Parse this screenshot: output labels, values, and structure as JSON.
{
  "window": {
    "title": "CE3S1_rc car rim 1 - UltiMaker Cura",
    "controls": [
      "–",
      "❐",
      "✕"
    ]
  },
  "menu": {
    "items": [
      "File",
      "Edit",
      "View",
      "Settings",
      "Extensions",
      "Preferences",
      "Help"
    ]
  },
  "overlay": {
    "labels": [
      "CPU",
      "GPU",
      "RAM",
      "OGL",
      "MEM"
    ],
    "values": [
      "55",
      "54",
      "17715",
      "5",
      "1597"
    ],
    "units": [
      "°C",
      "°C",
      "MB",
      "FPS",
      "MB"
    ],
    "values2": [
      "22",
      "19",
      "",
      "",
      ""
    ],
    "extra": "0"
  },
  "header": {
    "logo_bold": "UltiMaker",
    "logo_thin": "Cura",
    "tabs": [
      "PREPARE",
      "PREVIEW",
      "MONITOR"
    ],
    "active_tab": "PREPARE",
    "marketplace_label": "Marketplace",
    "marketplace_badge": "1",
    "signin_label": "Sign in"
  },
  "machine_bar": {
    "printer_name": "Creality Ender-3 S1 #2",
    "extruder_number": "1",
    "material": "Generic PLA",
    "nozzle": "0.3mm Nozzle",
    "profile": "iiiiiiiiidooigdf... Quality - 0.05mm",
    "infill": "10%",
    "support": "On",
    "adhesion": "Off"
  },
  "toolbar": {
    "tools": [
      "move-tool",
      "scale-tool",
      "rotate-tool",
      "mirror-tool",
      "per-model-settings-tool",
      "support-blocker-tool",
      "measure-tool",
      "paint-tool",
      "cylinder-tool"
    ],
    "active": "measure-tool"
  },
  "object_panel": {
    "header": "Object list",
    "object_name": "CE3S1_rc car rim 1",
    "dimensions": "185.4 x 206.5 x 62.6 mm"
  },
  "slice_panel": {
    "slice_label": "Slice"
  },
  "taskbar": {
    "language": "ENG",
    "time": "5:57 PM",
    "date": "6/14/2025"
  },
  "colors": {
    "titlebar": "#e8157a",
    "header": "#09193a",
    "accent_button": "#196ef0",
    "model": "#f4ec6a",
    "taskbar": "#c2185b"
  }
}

---

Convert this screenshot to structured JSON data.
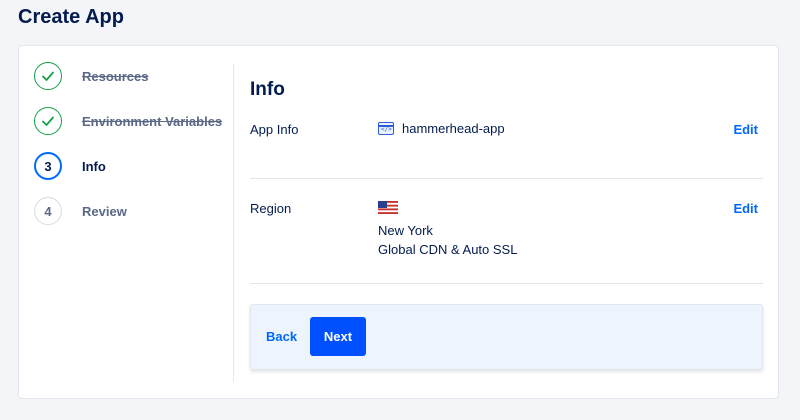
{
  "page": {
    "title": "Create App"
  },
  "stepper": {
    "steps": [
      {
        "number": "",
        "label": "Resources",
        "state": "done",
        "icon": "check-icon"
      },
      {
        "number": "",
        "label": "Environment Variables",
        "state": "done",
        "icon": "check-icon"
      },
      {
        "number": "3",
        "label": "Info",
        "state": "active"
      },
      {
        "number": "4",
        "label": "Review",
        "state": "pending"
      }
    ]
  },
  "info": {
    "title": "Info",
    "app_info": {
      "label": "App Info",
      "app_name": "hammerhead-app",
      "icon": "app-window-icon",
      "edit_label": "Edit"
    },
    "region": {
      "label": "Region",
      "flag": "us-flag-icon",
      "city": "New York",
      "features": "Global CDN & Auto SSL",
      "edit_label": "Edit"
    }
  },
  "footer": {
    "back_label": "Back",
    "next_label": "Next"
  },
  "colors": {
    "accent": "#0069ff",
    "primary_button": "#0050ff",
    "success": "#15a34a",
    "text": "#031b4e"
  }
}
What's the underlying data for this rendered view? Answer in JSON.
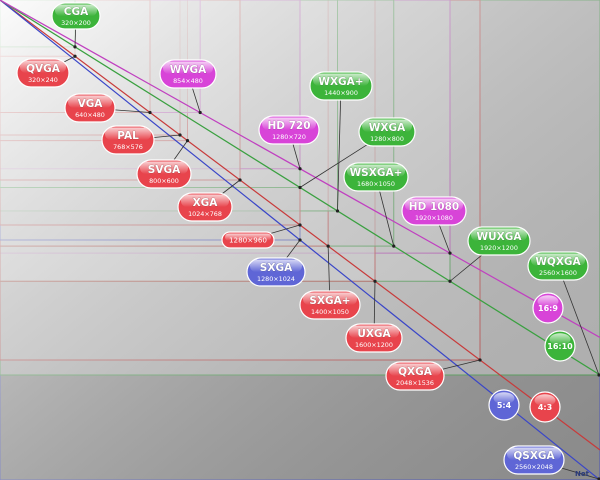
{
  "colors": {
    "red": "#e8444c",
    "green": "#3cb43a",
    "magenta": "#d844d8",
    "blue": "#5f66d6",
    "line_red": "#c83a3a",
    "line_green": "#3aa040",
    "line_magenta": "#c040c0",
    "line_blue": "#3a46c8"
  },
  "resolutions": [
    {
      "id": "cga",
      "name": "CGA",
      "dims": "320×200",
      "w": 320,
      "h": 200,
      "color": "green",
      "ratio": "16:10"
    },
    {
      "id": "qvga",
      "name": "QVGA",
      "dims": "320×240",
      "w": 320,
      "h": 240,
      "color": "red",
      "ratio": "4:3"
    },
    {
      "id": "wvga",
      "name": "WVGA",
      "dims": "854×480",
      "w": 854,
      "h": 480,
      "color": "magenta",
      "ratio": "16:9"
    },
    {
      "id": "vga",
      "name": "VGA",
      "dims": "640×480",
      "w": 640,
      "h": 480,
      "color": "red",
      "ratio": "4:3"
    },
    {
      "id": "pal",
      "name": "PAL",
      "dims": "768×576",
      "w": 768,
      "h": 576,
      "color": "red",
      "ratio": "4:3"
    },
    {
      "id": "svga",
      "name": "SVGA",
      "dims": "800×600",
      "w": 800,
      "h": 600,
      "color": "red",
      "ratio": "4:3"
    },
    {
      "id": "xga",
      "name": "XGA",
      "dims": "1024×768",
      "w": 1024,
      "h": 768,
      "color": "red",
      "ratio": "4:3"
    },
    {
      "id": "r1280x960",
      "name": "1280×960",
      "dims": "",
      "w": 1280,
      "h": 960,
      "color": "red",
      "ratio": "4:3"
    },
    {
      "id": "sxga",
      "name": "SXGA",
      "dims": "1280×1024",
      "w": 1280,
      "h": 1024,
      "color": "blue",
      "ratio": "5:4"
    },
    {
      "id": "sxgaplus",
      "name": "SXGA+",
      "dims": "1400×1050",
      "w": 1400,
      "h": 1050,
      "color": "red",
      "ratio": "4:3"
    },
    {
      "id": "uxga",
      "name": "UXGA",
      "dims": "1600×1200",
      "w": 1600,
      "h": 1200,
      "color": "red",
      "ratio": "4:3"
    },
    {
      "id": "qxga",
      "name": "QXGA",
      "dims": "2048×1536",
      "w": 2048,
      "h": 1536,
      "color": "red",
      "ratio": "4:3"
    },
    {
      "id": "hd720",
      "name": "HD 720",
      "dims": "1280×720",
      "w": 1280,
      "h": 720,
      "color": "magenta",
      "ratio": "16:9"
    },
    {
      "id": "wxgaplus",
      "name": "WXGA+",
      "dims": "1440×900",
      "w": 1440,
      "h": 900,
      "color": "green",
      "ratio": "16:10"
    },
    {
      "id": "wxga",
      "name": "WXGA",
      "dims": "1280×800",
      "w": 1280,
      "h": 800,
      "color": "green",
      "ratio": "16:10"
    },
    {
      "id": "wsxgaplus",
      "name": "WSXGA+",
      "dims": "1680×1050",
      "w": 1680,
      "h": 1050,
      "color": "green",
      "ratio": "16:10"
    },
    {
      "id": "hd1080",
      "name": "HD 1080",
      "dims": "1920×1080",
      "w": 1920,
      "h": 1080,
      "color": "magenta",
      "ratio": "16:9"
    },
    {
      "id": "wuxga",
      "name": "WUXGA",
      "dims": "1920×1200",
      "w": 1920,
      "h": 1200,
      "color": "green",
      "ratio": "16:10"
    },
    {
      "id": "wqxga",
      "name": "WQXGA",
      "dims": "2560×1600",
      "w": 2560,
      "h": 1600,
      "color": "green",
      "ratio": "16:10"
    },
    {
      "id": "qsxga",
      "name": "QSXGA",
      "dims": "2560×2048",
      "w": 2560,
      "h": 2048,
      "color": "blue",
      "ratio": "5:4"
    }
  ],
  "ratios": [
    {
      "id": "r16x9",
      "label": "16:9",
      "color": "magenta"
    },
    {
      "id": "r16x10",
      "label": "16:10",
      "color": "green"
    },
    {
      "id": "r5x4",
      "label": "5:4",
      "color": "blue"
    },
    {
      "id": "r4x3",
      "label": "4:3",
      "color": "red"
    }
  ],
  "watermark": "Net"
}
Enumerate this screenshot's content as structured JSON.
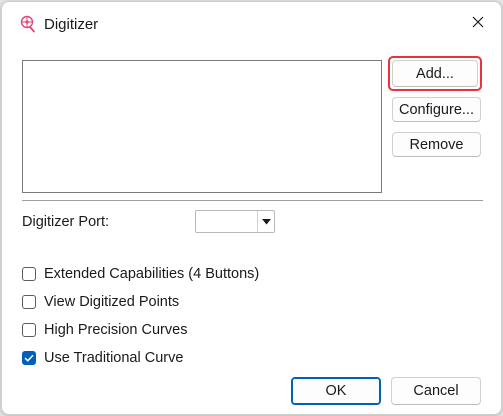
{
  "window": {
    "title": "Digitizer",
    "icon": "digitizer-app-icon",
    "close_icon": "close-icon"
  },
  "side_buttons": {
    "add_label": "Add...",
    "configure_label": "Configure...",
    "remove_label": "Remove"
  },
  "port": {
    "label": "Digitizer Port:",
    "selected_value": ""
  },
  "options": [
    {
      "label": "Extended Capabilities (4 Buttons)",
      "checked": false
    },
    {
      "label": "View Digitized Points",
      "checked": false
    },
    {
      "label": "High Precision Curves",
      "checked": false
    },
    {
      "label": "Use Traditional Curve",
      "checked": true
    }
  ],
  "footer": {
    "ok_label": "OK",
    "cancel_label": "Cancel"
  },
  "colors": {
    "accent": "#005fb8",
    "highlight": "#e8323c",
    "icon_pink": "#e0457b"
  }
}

--

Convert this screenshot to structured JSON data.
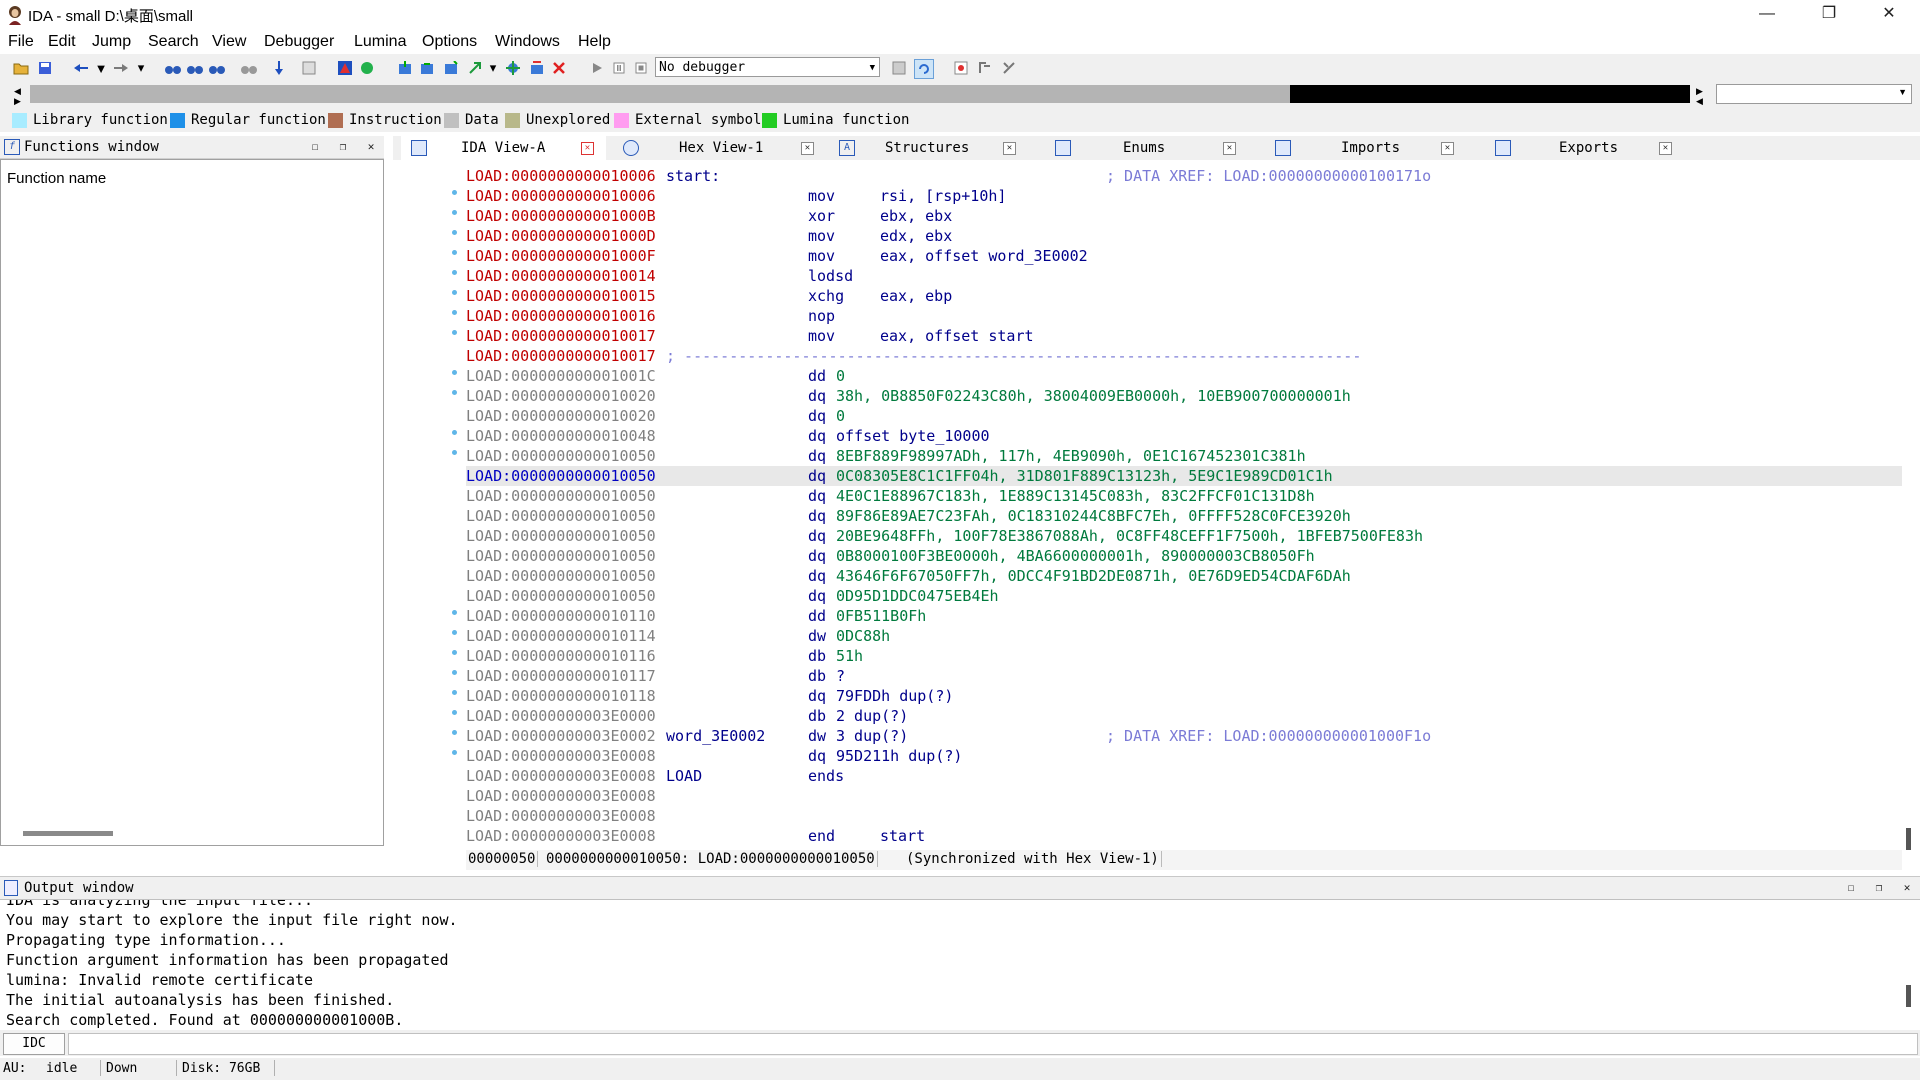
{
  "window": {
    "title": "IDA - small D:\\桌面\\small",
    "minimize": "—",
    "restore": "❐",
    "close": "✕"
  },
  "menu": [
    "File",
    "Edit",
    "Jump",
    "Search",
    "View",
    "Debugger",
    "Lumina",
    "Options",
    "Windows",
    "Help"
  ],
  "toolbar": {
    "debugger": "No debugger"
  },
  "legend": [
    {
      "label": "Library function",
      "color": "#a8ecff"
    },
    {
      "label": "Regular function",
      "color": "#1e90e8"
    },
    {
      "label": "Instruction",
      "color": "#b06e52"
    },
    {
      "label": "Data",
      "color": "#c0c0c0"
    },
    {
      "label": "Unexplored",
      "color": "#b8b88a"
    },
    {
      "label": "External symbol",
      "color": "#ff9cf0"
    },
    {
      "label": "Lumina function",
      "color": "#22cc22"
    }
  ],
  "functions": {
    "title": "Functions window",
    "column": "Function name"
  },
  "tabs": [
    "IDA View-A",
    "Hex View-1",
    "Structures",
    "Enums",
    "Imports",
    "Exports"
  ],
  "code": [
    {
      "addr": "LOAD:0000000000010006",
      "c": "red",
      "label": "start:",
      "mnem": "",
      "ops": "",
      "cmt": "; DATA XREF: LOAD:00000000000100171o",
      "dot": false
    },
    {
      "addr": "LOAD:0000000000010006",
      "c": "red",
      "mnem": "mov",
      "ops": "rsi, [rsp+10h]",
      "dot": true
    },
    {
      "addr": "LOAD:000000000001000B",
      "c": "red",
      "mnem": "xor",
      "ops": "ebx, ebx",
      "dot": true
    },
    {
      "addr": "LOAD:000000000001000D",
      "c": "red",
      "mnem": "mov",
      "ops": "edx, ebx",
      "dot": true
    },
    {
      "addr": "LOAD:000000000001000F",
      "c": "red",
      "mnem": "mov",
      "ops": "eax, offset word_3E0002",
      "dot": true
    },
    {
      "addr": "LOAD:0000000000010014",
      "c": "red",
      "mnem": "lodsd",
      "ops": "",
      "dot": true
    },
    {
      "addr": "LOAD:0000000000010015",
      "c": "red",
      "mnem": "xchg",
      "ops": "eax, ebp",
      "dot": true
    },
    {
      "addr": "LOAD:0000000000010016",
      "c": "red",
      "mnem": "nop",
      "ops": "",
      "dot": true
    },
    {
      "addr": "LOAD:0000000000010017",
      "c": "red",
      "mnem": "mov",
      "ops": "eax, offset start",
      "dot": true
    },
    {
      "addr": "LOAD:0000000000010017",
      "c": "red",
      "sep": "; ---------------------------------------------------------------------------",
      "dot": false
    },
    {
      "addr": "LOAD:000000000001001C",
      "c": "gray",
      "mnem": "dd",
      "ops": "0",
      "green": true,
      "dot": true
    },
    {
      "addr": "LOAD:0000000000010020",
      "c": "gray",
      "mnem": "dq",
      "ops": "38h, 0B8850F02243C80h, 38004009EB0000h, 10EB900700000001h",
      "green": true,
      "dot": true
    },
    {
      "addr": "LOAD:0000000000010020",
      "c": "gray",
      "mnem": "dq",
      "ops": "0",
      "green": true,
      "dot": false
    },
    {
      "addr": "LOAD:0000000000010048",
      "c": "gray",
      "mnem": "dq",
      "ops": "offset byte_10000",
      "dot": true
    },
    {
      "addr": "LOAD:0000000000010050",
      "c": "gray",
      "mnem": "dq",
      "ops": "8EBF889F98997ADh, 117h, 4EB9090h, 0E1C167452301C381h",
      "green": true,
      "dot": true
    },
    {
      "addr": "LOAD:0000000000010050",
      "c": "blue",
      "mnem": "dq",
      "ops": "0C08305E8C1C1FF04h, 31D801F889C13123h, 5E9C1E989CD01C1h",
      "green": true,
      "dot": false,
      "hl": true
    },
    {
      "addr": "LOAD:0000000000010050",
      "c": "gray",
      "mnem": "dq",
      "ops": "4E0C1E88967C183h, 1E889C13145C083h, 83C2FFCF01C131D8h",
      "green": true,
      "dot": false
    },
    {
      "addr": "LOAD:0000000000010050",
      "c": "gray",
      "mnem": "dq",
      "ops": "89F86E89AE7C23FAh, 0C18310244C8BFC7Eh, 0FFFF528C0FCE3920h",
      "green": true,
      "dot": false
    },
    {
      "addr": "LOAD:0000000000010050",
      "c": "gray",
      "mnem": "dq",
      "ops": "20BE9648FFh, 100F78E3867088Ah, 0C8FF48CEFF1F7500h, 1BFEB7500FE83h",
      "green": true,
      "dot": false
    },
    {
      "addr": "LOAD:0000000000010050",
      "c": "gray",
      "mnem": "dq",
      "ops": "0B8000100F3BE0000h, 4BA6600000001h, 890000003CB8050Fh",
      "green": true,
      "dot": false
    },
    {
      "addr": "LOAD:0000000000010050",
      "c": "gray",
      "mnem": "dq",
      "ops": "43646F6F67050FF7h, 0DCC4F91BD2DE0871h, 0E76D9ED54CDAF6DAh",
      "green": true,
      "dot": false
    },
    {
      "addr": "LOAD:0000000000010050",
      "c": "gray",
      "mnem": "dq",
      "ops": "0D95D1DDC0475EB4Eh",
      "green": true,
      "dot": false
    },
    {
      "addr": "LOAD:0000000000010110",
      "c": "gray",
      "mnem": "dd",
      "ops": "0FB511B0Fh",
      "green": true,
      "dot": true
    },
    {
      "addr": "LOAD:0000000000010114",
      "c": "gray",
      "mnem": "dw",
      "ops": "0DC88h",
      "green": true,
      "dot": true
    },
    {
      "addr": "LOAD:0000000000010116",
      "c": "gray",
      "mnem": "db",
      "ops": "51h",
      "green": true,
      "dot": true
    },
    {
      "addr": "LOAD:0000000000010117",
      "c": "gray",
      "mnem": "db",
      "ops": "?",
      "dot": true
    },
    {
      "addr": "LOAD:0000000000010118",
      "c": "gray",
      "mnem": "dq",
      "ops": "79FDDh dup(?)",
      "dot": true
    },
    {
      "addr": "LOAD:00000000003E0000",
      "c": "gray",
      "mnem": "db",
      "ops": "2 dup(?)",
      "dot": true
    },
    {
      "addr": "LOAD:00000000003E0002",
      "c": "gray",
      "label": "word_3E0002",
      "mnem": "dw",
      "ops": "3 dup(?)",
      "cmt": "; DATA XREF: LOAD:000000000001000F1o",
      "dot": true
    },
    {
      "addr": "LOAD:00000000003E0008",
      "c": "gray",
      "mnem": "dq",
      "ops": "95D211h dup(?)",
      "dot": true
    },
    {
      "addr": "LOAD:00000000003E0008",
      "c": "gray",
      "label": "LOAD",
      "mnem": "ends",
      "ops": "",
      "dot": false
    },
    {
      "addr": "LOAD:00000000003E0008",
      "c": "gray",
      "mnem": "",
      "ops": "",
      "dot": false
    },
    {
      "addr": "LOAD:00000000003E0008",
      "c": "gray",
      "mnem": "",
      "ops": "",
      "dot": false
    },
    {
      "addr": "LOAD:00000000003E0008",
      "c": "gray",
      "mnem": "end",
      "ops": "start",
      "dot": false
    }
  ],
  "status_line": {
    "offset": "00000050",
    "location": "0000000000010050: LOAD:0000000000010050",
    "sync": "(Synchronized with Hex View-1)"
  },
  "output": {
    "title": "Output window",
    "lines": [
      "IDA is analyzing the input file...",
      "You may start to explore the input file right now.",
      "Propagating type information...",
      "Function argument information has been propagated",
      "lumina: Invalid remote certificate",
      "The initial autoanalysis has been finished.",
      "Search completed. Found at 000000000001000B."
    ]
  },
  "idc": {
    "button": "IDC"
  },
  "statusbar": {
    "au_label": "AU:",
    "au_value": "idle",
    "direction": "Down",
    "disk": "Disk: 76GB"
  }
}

Task description >>
From the data above, gather every line that includes the word "Search".

Full solution >>
    "Search",
      "Search completed. Found at 000000000001000B."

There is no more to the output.